- [Given exercise]: Retype the listing that follows, word for word.

- [Stored records]:
**********
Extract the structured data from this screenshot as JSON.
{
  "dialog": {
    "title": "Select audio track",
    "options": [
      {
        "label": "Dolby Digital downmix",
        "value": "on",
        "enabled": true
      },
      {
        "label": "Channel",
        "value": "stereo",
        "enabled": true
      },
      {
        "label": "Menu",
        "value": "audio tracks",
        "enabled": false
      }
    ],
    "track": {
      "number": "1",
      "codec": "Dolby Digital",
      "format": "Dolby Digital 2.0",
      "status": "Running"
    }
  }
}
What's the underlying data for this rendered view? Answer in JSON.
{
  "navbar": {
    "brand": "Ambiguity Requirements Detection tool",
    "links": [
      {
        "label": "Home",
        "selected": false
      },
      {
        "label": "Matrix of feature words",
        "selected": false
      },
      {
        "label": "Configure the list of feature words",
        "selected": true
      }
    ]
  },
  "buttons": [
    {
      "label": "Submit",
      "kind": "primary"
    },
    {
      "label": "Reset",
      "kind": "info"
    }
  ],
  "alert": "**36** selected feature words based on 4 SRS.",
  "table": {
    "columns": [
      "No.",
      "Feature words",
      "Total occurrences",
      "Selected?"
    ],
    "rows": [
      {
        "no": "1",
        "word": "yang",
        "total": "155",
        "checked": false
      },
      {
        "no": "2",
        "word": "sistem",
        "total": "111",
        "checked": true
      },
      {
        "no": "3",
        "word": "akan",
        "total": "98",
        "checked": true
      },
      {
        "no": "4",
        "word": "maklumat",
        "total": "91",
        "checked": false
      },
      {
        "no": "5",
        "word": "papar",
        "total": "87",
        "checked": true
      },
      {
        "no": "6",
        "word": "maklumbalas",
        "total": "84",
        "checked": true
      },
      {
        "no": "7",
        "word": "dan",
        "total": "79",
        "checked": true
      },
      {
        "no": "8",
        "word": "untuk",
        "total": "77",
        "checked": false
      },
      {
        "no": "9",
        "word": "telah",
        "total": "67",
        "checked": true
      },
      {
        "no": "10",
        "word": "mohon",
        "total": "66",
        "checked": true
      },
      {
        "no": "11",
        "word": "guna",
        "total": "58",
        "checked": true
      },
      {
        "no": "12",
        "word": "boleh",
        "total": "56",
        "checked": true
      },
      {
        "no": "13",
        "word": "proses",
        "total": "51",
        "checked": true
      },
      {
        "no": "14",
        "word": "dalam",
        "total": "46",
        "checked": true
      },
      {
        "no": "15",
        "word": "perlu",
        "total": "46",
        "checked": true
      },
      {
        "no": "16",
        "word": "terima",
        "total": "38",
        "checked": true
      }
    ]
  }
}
**********
- [Problem solution]:
Extract the structured data from this screenshot as JSON.
{
  "dialog": {
    "title": "Select audio track",
    "options": [
      {
        "label": "Dolby Digital downmix",
        "value": "on",
        "enabled": true
      },
      {
        "label": "Channel",
        "value": "stereo",
        "enabled": true
      },
      {
        "label": "Menu",
        "value": "audio tracks",
        "enabled": false
      }
    ],
    "track": {
      "number": "1",
      "codec": "Dolby Digital",
      "format": "Dolby Digital 2.0",
      "status": "Running"
    }
  }
}
What's the underlying data for this rendered view? Answer in JSON.
{
  "navbar": {
    "brand": "Ambiguity Requirements Detection tool",
    "links": [
      {
        "label": "Home",
        "selected": false
      },
      {
        "label": "Matrix of feature words",
        "selected": false
      },
      {
        "label": "Configure the list of feature words",
        "selected": true
      }
    ]
  },
  "buttons": [
    {
      "label": "Submit",
      "kind": "primary"
    },
    {
      "label": "Reset",
      "kind": "info"
    }
  ],
  "alert": "**36** selected feature words based on 4 SRS.",
  "table": {
    "columns": [
      "No.",
      "Feature words",
      "Total occurrences",
      "Selected?"
    ],
    "rows": [
      {
        "no": "1",
        "word": "yang",
        "total": "155",
        "checked": false
      },
      {
        "no": "2",
        "word": "sistem",
        "total": "111",
        "checked": true
      },
      {
        "no": "3",
        "word": "akan",
        "total": "98",
        "checked": true
      },
      {
        "no": "4",
        "word": "maklumat",
        "total": "91",
        "checked": false
      },
      {
        "no": "5",
        "word": "papar",
        "total": "87",
        "checked": true
      },
      {
        "no": "6",
        "word": "maklumbalas",
        "total": "84",
        "checked": true
      },
      {
        "no": "7",
        "word": "dan",
        "total": "79",
        "checked": true
      },
      {
        "no": "8",
        "word": "untuk",
        "total": "77",
        "checked": false
      },
      {
        "no": "9",
        "word": "telah",
        "total": "67",
        "checked": true
      },
      {
        "no": "10",
        "word": "mohon",
        "total": "66",
        "checked": true
      },
      {
        "no": "11",
        "word": "guna",
        "total": "58",
        "checked": true
      },
      {
        "no": "12",
        "word": "boleh",
        "total": "56",
        "checked": true
      },
      {
        "no": "13",
        "word": "proses",
        "total": "51",
        "checked": true
      },
      {
        "no": "14",
        "word": "dalam",
        "total": "46",
        "checked": true
      },
      {
        "no": "15",
        "word": "perlu",
        "total": "46",
        "checked": true
      },
      {
        "no": "16",
        "word": "terima",
        "total": "38",
        "checked": true
      }
    ]
  }
}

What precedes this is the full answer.